Given task: Every record here needs to be written out again exactly.

Source records:

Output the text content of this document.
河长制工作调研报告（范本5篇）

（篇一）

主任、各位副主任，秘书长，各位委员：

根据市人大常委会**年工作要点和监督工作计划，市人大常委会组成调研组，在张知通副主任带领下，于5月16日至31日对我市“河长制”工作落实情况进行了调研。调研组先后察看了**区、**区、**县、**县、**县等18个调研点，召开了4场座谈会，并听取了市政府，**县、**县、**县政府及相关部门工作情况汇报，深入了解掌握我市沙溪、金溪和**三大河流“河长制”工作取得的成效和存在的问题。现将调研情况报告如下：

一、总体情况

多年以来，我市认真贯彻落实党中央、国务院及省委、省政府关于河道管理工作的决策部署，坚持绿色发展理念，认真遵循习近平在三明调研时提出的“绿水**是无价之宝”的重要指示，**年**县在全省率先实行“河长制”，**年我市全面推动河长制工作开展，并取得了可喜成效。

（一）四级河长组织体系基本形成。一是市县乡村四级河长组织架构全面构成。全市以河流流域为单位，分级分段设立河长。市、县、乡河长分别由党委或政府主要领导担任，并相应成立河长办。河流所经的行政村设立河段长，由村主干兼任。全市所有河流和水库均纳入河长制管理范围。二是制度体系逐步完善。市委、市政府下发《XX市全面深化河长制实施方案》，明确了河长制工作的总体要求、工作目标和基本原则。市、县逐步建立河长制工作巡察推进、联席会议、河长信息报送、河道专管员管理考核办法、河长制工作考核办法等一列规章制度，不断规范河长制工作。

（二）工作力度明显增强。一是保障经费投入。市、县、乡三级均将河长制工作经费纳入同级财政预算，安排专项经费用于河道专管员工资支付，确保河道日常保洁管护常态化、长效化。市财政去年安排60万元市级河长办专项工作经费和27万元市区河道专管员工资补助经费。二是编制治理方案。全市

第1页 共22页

Task answer:
Output the text content of this document.
河长制工作调研报告（范本5篇）

（篇一）

主任、各位副主任，秘书长，各位委员：

根据市人大常委会**年工作要点和监督工作计划，市人大常委会组成调研组，在张知通副主任带领下，于5月16日至31日对我市“河长制”工作落实情况进行了调研。调研组先后察看了**区、**区、**县、**县、**县等18个调研点，召开了4场座谈会，并听取了市政府，**县、**县、**县政府及相关部门工作情况汇报，深入了解掌握我市沙溪、金溪和**三大河流“河长制”工作取得的成效和存在的问题。现将调研情况报告如下：

一、总体情况

多年以来，我市认真贯彻落实党中央、国务院及省委、省政府关于河道管理工作的决策部署，坚持绿色发展理念，认真遵循习近平在三明调研时提出的“绿水**是无价之宝”的重要指示，**年**县在全省率先实行“河长制”，**年我市全面推动河长制工作开展，并取得了可喜成效。

（一）四级河长组织体系基本形成。一是市县乡村四级河长组织架构全面构成。全市以河流流域为单位，分级分段设立河长。市、县、乡河长分别由党委或政府主要领导担任，并相应成立河长办。河流所经的行政村设立河段长，由村主干兼任。全市所有河流和水库均纳入河长制管理范围。二是制度体系逐步完善。市委、市政府下发《XX市全面深化河长制实施方案》，明确了河长制工作的总体要求、工作目标和基本原则。市、县逐步建立河长制工作巡察推进、联席会议、河长信息报送、河道专管员管理考核办法、河长制工作考核办法等一列规章制度，不断规范河长制工作。

（二）工作力度明显增强。一是保障经费投入。市、县、乡三级均将河长制工作经费纳入同级财政预算，安排专项经费用于河道专管员工资支付，确保河道日常保洁管护常态化、长效化。市财政去年安排60万元市级河长办专项工作经费和27万元市区河道专管员工资补助经费。二是编制治理方案。全市

第1页 共22页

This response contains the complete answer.